§ Requirements
Word for word, print each line of the listing below; pictures stay out.

[Data listing]
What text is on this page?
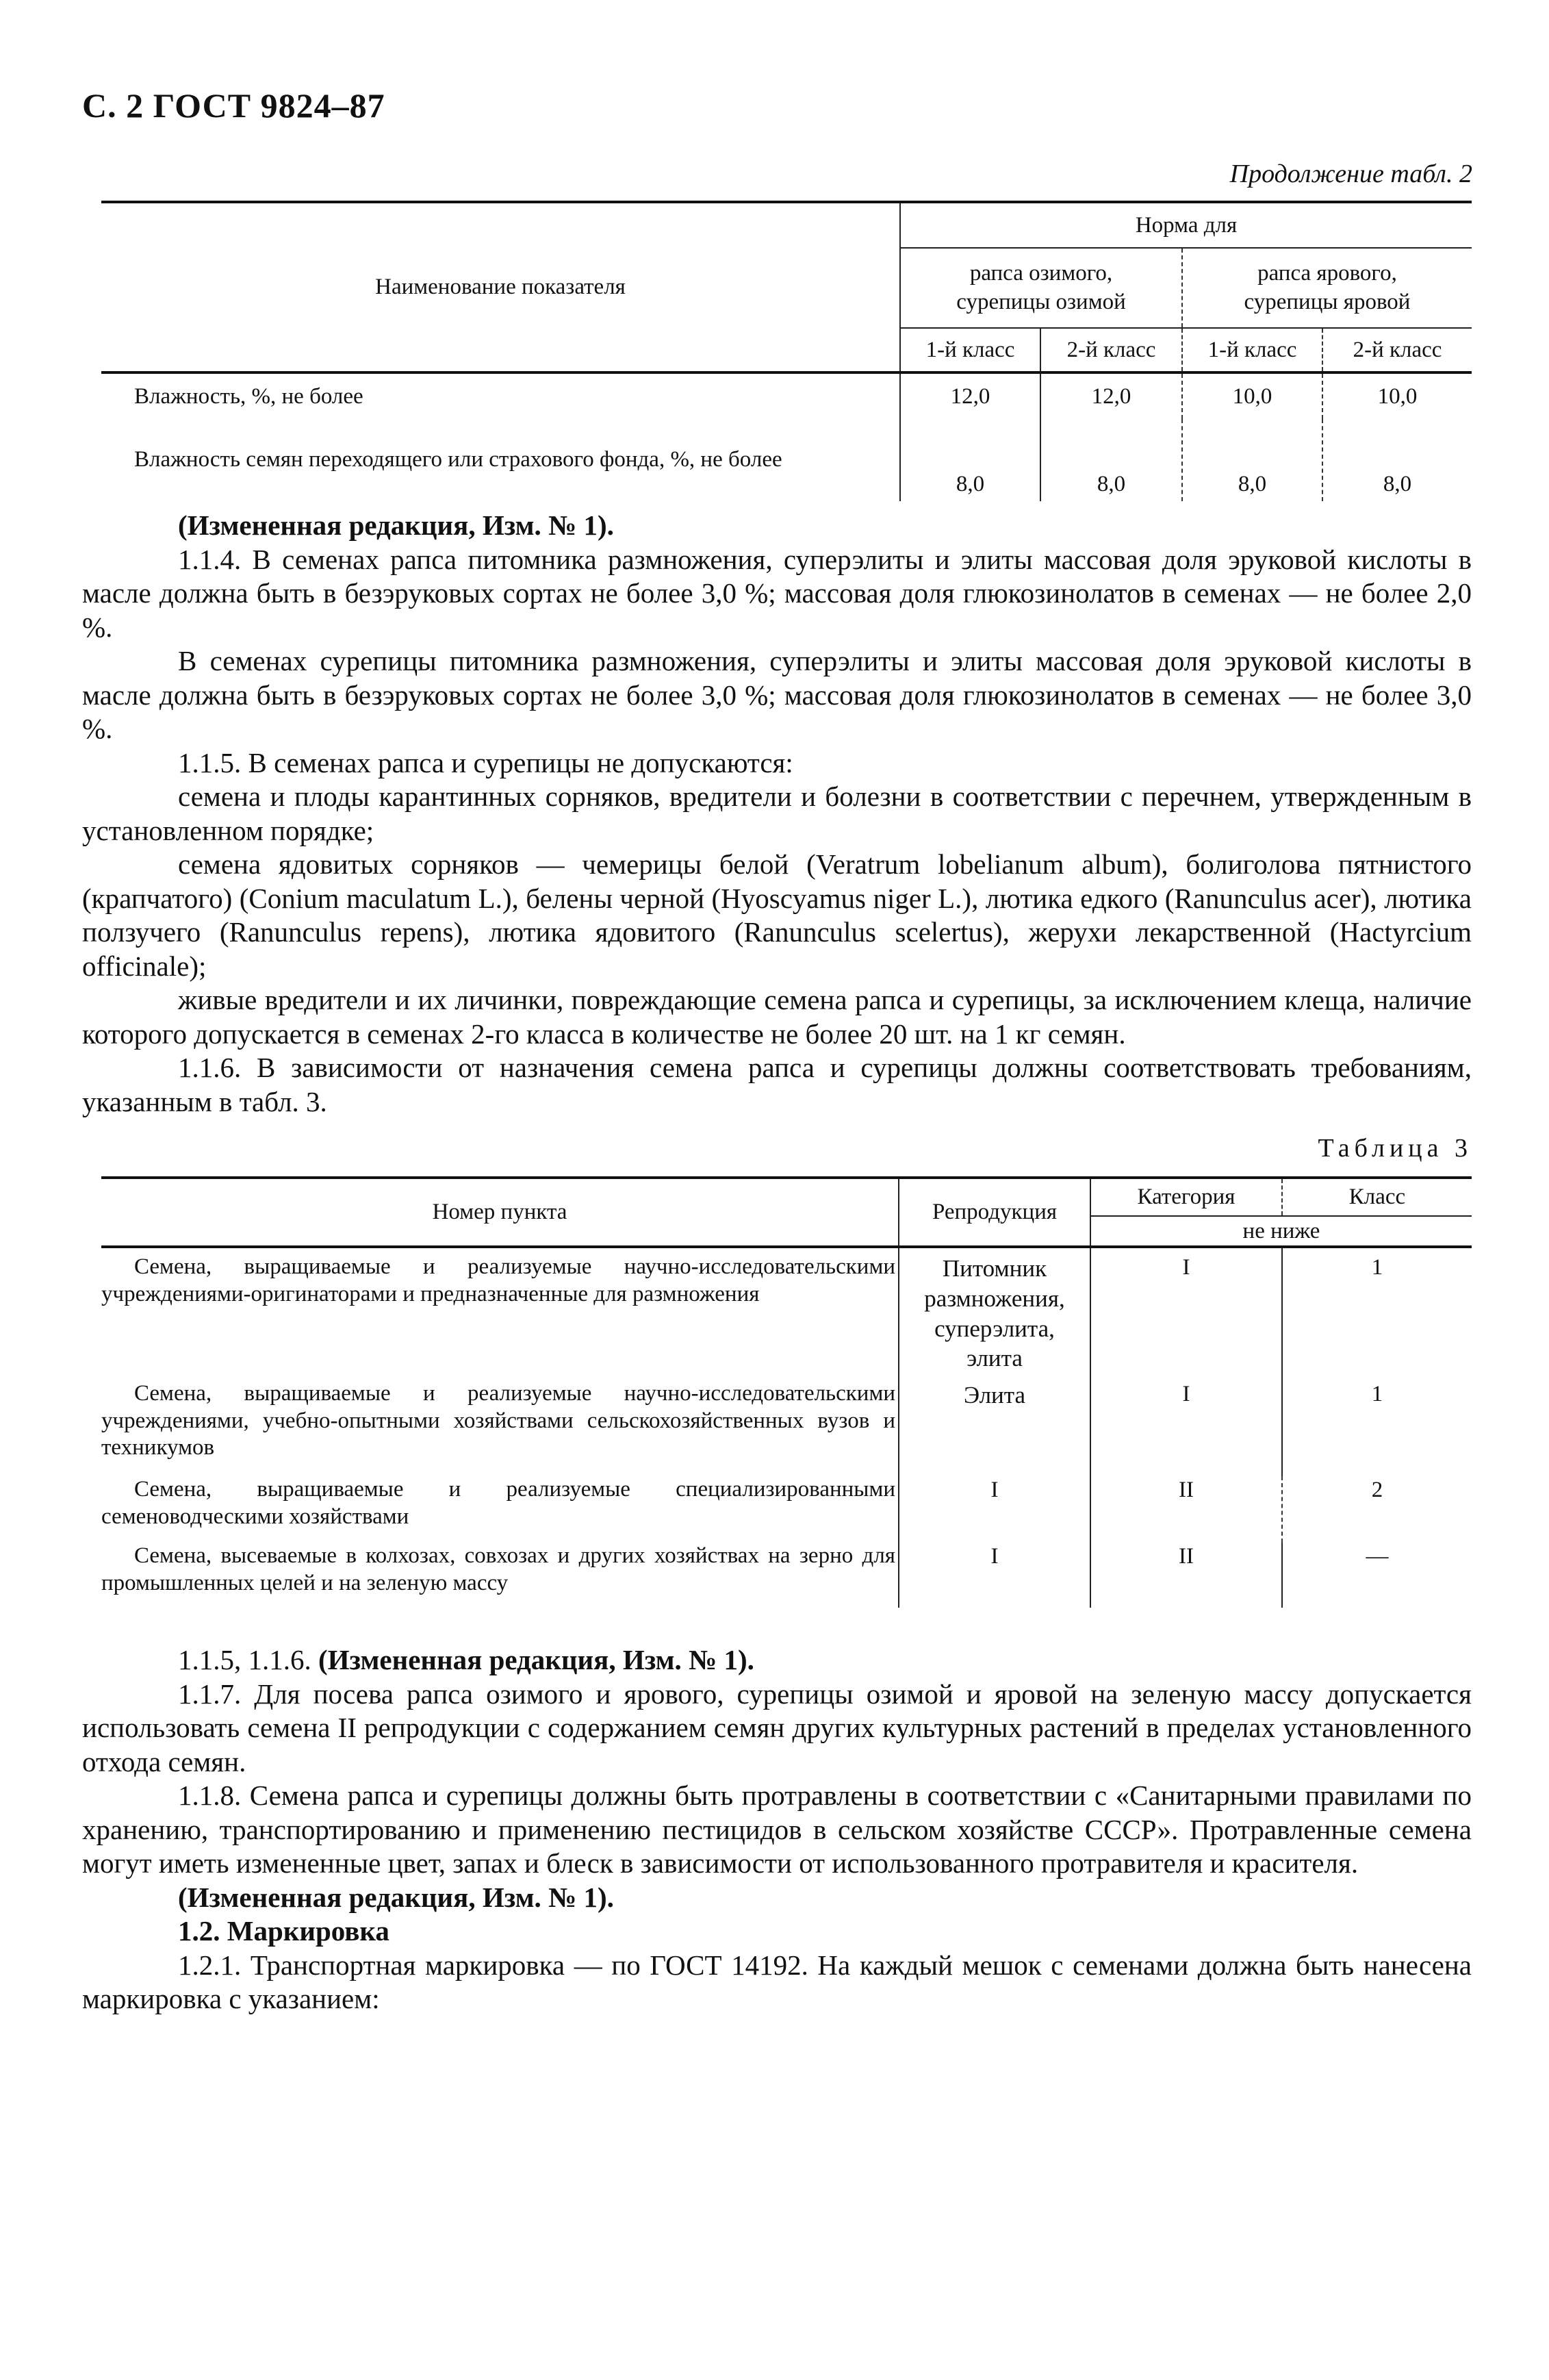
С. 2 ГОСТ 9824–87
Продолжение табл. 2
Наименование показателя	Норма для			
	рапса озимого, сурепицы озимой		рапса ярового, сурепицы яровой	
	1-й класс	2-й класс	1-й класс	2-й класс
Влажность, %, не более	12,0	12,0	10,0	10,0

Влажность семян переходящего или страхового фонда, %, не более	8,0	8,0	8,0	8,0

(Измененная редакция, Изм. № 1).

1.1.4. В семенах рапса питомника размножения, суперэлиты и элиты массовая доля эруковой кислоты в масле должна быть в безэруковых сортах не более 3,0 %; массовая доля глюкозинолатов в семенах — не более 2,0 %.

В семенах сурепицы питомника размножения, суперэлиты и элиты массовая доля эруковой кислоты в масле должна быть в безэруковых сортах не более 3,0 %; массовая доля глюкозинолатов в семенах — не более 3,0 %.

1.1.5. В семенах рапса и сурепицы не допускаются:

семена и плоды карантинных сорняков, вредители и болезни в соответствии с перечнем, утвержденным в установленном порядке;

семена ядовитых сорняков — чемерицы белой (Veratrum lobelianum album), болиголова пятнистого (крапчатого) (Conium maculatum L.), белены черной (Hyoscyamus niger L.), лютика едкого (Ranunculus acer), лютика ползучего (Ranunculus repens), лютика ядовитого (Ranunculus scelertus), жерухи лекарственной (Hactyrcium officinale);

живые вредители и их личинки, повреждающие семена рапса и сурепицы, за исключением клеща, наличие которого допускается в семенах 2-го класса в количестве не более 20 шт. на 1 кг семян.

1.1.6. В зависимости от назначения семена рапса и сурепицы должны соответствовать требованиям, указанным в табл. 3.

Таблица 3
Номер пункта	Репродукция	Категория	Класс
		не ниже	

Семена, выращиваемые и реализуемые научно-исследовательскими учреждениями-оригинаторами и предназначенные для размножения	Питомник размножения, суперэлита, элита	I	1

Семена, выращиваемые и реализуемые научно-исследовательскими учреждениями, учебно-опытными хозяйствами сельскохозяйственных вузов и техникумов	Элита	I	1

Семена, выращиваемые и реализуемые специализированными семеноводческими хозяйствами	I	II	2

Семена, высеваемые в колхозах, совхозах и других хозяйствах на зерно для промышленных целей и на зеленую массу	I	II	—

1.1.5, 1.1.6. (Измененная редакция, Изм. № 1).

1.1.7. Для посева рапса озимого и ярового, сурепицы озимой и яровой на зеленую массу допускается использовать семена II репродукции с содержанием семян других культурных растений в пределах установленного отхода семян.

1.1.8. Семена рапса и сурепицы должны быть протравлены в соответствии с «Санитарными правилами по хранению, транспортированию и применению пестицидов в сельском хозяйстве СССР». Протравленные семена могут иметь измененные цвет, запах и блеск в зависимости от использованного протравителя и красителя.

(Измененная редакция, Изм. № 1).

1.2. Маркировка

1.2.1. Транспортная маркировка — по ГОСТ 14192. На каждый мешок с семенами должна быть нанесена маркировка с указанием:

§ Solution below
What text is on this page?
С. 2 ГОСТ 9824–87
Продолжение табл. 2
Наименование показателя	Норма для			
	рапса озимого, сурепицы озимой		рапса ярового, сурепицы яровой	
	1-й класс	2-й класс	1-й класс	2-й класс
Влажность, %, не более	12,0	12,0	10,0	10,0

Влажность семян переходящего или страхового фонда, %, не более	8,0	8,0	8,0	8,0

(Измененная редакция, Изм. № 1).

1.1.4. В семенах рапса питомника размножения, суперэлиты и элиты массовая доля эруковой кислоты в масле должна быть в безэруковых сортах не более 3,0 %; массовая доля глюкозинолатов в семенах — не более 2,0 %.

В семенах сурепицы питомника размножения, суперэлиты и элиты массовая доля эруковой кислоты в масле должна быть в безэруковых сортах не более 3,0 %; массовая доля глюкозинолатов в семенах — не более 3,0 %.

1.1.5. В семенах рапса и сурепицы не допускаются:

семена и плоды карантинных сорняков, вредители и болезни в соответствии с перечнем, утвержденным в установленном порядке;

семена ядовитых сорняков — чемерицы белой (Veratrum lobelianum album), болиголова пятнистого (крапчатого) (Conium maculatum L.), белены черной (Hyoscyamus niger L.), лютика едкого (Ranunculus acer), лютика ползучего (Ranunculus repens), лютика ядовитого (Ranunculus scelertus), жерухи лекарственной (Hactyrcium officinale);

живые вредители и их личинки, повреждающие семена рапса и сурепицы, за исключением клеща, наличие которого допускается в семенах 2-го класса в количестве не более 20 шт. на 1 кг семян.

1.1.6. В зависимости от назначения семена рапса и сурепицы должны соответствовать требованиям, указанным в табл. 3.

Таблица 3
Номер пункта	Репродукция	Категория	Класс
		не ниже	

Семена, выращиваемые и реализуемые научно-исследовательскими учреждениями-оригинаторами и предназначенные для размножения	Питомник размножения, суперэлита, элита	I	1

Семена, выращиваемые и реализуемые научно-исследовательскими учреждениями, учебно-опытными хозяйствами сельскохозяйственных вузов и техникумов	Элита	I	1

Семена, выращиваемые и реализуемые специализированными семеноводческими хозяйствами	I	II	2

Семена, высеваемые в колхозах, совхозах и других хозяйствах на зерно для промышленных целей и на зеленую массу	I	II	—

1.1.5, 1.1.6. (Измененная редакция, Изм. № 1).

1.1.7. Для посева рапса озимого и ярового, сурепицы озимой и яровой на зеленую массу допускается использовать семена II репродукции с содержанием семян других культурных растений в пределах установленного отхода семян.

1.1.8. Семена рапса и сурепицы должны быть протравлены в соответствии с «Санитарными правилами по хранению, транспортированию и применению пестицидов в сельском хозяйстве СССР». Протравленные семена могут иметь измененные цвет, запах и блеск в зависимости от использованного протравителя и красителя.

(Измененная редакция, Изм. № 1).

1.2. Маркировка

1.2.1. Транспортная маркировка — по ГОСТ 14192. На каждый мешок с семенами должна быть нанесена маркировка с указанием:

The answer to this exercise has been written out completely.